**WORK TO DO**
Return the number of lines that include the string "color", without any other text.

**MATERIAL TO PROCESS**
┌──

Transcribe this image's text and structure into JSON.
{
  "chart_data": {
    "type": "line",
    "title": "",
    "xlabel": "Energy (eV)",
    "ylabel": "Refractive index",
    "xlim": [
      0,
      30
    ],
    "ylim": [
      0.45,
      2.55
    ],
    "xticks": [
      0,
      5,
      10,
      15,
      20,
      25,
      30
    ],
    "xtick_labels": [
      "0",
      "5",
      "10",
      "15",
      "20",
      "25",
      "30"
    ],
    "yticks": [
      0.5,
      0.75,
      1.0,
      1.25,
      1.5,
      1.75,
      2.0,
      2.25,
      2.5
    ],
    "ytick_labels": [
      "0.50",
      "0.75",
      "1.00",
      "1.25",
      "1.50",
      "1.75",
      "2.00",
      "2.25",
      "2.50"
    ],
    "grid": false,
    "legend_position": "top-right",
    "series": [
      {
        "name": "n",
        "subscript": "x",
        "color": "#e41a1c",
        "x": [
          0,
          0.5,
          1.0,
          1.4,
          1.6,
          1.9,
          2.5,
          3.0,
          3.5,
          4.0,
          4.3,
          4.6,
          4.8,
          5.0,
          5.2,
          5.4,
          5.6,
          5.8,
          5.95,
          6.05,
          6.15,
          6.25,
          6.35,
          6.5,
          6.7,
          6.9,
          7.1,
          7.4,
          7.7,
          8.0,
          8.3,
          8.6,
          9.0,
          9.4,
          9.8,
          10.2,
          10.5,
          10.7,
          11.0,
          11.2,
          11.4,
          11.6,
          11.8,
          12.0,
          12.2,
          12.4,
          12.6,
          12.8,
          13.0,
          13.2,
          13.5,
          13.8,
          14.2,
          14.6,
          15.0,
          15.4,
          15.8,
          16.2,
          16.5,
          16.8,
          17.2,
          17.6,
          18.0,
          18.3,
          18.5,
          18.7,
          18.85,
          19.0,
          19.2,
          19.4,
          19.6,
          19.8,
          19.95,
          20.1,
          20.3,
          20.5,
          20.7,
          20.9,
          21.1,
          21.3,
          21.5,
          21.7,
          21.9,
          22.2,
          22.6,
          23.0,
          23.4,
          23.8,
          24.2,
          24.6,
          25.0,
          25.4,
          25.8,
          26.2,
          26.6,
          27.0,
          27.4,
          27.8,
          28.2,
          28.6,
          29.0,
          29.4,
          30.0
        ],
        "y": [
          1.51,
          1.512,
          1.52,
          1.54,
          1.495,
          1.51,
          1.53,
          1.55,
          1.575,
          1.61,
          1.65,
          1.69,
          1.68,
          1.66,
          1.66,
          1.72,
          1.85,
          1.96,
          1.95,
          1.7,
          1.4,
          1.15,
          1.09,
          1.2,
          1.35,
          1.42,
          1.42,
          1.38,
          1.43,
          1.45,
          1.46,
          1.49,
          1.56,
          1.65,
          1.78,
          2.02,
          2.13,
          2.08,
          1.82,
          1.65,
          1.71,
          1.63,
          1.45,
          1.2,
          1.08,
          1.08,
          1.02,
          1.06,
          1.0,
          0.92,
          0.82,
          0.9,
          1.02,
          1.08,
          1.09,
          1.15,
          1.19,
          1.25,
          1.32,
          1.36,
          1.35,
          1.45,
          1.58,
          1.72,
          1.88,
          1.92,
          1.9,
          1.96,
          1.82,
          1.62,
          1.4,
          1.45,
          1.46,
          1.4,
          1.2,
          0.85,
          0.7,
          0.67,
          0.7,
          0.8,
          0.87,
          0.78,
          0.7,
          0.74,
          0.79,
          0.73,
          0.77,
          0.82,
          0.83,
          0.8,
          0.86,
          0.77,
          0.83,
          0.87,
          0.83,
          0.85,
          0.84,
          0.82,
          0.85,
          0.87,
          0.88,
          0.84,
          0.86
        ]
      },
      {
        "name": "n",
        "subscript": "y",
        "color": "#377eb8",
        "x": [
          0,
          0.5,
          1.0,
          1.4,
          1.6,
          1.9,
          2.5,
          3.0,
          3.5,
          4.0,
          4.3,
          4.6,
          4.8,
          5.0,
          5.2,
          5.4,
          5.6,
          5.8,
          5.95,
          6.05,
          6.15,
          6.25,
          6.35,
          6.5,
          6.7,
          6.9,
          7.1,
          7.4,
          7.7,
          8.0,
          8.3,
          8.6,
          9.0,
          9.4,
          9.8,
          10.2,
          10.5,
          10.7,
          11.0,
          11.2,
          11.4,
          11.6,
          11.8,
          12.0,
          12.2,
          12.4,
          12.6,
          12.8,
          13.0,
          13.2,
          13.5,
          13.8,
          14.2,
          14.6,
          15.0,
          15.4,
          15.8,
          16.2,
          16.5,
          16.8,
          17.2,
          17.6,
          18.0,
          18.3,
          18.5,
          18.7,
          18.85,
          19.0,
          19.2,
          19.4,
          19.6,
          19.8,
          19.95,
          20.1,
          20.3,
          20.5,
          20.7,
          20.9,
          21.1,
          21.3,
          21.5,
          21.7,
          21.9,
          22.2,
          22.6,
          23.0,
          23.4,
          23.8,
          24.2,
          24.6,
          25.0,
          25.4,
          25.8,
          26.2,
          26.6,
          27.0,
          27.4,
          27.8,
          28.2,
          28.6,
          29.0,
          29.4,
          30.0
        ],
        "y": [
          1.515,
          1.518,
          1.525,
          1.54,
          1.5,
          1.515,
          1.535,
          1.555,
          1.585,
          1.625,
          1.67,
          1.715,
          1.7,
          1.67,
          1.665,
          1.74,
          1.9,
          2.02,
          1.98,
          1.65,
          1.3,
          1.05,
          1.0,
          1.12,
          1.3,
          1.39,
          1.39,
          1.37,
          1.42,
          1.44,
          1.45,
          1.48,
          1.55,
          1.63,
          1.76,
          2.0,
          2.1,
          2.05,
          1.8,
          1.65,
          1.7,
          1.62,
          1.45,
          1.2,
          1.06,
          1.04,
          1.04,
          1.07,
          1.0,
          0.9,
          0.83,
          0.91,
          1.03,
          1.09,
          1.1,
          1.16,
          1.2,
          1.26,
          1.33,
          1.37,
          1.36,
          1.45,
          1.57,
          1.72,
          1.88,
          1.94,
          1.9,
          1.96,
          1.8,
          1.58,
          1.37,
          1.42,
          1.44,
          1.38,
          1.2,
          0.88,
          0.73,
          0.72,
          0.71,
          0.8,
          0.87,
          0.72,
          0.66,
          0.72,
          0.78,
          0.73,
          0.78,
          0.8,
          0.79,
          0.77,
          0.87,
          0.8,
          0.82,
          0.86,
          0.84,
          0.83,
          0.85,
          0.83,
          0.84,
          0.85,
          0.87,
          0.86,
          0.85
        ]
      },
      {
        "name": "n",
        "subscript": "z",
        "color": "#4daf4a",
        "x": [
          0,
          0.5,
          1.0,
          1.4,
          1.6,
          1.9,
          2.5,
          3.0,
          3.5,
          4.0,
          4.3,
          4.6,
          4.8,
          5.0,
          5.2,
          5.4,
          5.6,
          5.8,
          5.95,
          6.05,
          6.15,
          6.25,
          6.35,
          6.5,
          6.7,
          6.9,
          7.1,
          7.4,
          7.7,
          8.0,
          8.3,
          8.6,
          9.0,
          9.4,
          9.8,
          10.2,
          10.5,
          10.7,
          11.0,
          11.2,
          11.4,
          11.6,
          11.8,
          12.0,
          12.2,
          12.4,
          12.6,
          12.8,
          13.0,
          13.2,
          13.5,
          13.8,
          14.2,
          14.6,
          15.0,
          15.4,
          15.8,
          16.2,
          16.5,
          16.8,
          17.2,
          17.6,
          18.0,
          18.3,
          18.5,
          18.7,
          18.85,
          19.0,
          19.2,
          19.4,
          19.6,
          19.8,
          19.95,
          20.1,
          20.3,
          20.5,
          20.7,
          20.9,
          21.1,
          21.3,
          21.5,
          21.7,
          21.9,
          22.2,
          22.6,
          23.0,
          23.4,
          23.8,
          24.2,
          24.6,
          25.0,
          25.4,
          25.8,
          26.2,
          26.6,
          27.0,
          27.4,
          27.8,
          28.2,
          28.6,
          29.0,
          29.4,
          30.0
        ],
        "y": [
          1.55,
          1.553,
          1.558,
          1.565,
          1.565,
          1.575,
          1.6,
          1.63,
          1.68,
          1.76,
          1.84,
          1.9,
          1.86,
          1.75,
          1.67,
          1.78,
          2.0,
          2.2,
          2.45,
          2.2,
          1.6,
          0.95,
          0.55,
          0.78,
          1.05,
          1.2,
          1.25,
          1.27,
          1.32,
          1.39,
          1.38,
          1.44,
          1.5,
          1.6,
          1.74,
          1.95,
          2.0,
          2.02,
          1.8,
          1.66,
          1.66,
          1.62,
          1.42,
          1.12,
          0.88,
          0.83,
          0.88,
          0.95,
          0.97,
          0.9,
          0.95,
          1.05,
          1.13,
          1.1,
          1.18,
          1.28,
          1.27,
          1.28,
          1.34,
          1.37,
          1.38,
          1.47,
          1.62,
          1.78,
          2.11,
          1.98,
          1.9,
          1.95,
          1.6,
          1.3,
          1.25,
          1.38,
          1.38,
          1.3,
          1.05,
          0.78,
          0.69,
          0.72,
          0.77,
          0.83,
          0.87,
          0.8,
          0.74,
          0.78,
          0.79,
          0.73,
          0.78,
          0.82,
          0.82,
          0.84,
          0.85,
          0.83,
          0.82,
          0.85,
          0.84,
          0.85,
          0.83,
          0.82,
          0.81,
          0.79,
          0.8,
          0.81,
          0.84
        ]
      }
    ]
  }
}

└──

**TASK RESULT**
3